EXERCISE
Of the lines in these entries, how many contain the string "Date"? Give the number and nothing else.

DATA SUPPLIED
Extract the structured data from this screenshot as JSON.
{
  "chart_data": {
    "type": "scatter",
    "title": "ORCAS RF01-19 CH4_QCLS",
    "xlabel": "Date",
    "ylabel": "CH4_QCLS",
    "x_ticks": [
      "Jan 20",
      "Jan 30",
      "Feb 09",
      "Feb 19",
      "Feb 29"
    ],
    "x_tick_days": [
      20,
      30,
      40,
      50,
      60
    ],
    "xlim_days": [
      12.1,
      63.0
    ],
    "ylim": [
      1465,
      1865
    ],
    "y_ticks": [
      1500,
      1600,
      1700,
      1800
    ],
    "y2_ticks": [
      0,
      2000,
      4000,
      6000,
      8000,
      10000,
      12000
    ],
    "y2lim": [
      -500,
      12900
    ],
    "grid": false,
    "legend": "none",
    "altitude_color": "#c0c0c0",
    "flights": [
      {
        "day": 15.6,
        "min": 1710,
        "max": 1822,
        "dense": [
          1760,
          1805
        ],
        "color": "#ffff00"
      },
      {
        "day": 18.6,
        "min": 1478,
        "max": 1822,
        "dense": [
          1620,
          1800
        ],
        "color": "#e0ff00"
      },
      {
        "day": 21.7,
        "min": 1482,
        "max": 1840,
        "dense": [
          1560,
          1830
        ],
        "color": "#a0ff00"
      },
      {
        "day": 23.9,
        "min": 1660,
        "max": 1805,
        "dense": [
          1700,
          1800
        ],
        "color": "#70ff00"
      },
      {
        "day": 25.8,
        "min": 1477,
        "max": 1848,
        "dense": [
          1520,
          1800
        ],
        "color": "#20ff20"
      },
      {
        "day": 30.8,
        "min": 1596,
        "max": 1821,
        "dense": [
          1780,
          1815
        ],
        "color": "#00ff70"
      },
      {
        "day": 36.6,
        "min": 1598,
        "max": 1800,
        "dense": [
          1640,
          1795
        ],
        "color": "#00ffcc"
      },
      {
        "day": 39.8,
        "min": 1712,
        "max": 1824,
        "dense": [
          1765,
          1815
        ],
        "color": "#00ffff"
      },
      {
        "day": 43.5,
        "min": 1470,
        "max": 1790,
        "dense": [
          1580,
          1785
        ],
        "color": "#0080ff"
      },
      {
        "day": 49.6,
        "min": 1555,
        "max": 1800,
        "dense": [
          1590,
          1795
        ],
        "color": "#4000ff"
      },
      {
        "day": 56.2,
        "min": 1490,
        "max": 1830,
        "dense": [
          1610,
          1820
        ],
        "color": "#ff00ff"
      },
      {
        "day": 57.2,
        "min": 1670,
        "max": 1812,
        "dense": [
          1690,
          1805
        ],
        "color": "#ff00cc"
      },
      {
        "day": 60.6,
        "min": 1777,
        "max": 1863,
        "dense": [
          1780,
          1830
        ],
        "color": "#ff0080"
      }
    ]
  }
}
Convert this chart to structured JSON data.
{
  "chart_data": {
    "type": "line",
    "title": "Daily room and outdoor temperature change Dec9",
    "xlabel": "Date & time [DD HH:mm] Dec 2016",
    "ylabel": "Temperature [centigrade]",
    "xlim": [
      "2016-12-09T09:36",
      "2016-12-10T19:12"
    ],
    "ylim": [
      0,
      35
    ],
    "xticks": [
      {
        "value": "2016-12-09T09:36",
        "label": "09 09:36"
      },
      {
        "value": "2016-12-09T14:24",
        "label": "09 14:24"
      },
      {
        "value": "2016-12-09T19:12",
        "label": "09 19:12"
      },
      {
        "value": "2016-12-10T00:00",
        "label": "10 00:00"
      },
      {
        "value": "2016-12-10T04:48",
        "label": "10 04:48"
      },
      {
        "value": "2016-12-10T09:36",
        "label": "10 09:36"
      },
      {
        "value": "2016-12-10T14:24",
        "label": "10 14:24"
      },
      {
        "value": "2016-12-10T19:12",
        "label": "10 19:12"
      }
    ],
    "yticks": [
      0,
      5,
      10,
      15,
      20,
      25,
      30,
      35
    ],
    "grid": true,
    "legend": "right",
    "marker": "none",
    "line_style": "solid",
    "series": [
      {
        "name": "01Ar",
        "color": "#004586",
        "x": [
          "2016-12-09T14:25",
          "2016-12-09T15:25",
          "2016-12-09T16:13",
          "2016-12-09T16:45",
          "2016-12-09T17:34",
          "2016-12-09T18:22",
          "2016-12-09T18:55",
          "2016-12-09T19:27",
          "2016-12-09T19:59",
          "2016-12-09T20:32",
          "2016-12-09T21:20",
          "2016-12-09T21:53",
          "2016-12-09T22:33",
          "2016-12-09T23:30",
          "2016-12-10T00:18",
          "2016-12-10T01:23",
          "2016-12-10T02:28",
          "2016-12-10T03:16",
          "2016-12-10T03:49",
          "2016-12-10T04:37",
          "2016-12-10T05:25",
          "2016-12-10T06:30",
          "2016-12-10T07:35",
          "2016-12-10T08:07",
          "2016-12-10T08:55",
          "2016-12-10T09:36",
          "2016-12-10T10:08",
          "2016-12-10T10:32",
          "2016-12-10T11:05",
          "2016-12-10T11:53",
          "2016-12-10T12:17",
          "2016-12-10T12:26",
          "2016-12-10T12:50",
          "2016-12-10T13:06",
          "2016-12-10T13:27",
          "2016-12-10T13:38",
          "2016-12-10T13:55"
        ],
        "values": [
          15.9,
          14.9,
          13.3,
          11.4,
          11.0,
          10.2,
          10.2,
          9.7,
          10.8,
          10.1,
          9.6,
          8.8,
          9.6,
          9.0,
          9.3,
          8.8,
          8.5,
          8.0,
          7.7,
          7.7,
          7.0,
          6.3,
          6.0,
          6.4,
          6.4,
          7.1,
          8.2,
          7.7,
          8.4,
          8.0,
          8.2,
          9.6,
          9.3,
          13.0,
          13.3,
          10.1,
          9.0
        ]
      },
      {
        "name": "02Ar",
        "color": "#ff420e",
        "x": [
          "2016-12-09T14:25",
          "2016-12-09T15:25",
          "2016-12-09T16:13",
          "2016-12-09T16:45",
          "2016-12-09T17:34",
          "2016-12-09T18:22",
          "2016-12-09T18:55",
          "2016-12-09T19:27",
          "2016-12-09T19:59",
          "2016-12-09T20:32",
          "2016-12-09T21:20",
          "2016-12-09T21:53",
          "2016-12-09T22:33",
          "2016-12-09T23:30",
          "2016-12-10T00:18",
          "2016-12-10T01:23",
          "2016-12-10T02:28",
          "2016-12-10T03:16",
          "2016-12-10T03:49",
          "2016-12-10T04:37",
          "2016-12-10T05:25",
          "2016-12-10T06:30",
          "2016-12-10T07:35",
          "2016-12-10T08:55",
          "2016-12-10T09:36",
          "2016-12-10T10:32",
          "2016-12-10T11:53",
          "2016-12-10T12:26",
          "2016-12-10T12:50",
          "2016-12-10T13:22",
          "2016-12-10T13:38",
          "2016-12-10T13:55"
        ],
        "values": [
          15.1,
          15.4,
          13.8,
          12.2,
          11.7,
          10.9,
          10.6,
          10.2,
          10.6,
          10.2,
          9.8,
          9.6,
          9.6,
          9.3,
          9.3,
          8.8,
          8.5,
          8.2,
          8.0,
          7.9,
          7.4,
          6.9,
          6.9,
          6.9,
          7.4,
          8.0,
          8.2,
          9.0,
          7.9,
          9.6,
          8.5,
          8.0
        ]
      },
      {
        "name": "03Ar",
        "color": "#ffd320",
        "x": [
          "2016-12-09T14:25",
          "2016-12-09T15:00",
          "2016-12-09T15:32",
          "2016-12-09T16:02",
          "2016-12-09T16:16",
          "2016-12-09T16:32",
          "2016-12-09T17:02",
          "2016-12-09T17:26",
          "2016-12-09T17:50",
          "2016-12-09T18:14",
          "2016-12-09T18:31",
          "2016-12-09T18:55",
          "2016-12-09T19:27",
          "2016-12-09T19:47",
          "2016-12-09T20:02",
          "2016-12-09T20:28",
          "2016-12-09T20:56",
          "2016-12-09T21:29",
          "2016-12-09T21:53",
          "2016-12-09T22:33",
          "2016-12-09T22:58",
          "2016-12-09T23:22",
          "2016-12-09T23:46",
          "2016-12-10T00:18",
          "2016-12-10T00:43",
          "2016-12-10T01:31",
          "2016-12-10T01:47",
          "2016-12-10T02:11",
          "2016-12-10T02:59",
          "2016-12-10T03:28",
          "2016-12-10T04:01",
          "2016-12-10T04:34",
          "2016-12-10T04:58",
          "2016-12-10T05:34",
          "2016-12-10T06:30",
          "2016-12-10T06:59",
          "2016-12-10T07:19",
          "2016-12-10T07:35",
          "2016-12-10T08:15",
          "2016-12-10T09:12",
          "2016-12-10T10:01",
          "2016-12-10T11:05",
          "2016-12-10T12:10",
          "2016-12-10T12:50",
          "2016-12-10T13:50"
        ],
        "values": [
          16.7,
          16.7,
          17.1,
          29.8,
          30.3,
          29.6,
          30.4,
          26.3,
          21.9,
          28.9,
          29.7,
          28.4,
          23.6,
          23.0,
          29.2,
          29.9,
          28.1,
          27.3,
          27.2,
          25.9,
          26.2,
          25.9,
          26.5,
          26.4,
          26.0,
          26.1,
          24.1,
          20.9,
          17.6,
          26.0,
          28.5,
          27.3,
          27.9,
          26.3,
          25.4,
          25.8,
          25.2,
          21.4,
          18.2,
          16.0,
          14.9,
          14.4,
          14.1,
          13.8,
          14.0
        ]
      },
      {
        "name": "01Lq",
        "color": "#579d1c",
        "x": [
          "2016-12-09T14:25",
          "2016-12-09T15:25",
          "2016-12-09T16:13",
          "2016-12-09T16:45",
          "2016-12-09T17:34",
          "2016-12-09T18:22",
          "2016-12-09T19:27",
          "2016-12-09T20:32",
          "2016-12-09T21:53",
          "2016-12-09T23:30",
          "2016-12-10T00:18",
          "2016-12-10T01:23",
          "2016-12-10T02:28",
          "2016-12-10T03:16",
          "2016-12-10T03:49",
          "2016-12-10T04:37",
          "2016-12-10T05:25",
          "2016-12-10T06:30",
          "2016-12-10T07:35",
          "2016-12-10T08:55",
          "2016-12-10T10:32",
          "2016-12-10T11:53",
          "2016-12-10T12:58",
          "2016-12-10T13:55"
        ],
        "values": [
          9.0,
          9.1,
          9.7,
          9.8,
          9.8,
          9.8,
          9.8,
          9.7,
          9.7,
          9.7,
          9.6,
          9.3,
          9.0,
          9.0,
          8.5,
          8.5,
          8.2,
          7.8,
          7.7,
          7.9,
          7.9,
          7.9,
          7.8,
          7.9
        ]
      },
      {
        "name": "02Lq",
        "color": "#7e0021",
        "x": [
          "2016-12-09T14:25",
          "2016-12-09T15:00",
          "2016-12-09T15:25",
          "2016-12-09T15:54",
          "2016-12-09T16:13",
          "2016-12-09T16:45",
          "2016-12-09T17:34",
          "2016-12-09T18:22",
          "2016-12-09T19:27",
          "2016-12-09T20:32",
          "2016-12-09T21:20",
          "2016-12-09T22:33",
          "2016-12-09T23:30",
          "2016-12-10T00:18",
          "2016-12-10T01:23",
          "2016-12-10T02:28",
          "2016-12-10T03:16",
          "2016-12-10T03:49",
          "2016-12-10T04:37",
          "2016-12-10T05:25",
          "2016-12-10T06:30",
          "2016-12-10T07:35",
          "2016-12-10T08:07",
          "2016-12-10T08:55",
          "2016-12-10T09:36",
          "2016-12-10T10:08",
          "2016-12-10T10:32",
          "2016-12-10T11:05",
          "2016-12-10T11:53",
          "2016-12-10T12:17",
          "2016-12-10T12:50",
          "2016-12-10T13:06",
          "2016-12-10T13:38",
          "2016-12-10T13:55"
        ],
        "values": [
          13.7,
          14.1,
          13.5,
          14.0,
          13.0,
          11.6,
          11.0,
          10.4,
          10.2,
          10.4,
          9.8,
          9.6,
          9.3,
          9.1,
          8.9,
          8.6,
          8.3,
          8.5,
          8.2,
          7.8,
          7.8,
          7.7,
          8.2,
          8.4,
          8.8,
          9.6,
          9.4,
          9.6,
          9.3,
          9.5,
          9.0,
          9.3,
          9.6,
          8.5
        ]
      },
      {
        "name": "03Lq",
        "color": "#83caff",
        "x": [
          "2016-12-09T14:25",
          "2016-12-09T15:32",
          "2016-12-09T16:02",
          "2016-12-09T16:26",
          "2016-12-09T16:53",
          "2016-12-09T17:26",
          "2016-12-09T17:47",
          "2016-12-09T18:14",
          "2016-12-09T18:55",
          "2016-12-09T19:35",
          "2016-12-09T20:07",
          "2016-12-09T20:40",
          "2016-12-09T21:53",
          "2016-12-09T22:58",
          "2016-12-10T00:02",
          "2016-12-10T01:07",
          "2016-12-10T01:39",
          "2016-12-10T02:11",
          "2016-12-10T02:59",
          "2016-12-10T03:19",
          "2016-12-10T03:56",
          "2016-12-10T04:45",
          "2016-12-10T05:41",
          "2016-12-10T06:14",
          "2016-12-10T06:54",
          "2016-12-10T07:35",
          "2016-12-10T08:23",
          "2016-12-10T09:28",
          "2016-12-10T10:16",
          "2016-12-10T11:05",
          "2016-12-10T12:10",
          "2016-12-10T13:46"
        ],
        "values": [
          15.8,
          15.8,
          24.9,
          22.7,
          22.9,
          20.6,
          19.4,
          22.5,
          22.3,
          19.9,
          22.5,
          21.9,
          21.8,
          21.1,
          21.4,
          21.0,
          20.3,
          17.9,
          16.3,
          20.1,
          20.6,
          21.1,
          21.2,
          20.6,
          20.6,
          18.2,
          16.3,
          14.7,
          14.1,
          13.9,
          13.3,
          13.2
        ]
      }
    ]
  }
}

ANSWER TO THIS EXERCISE
2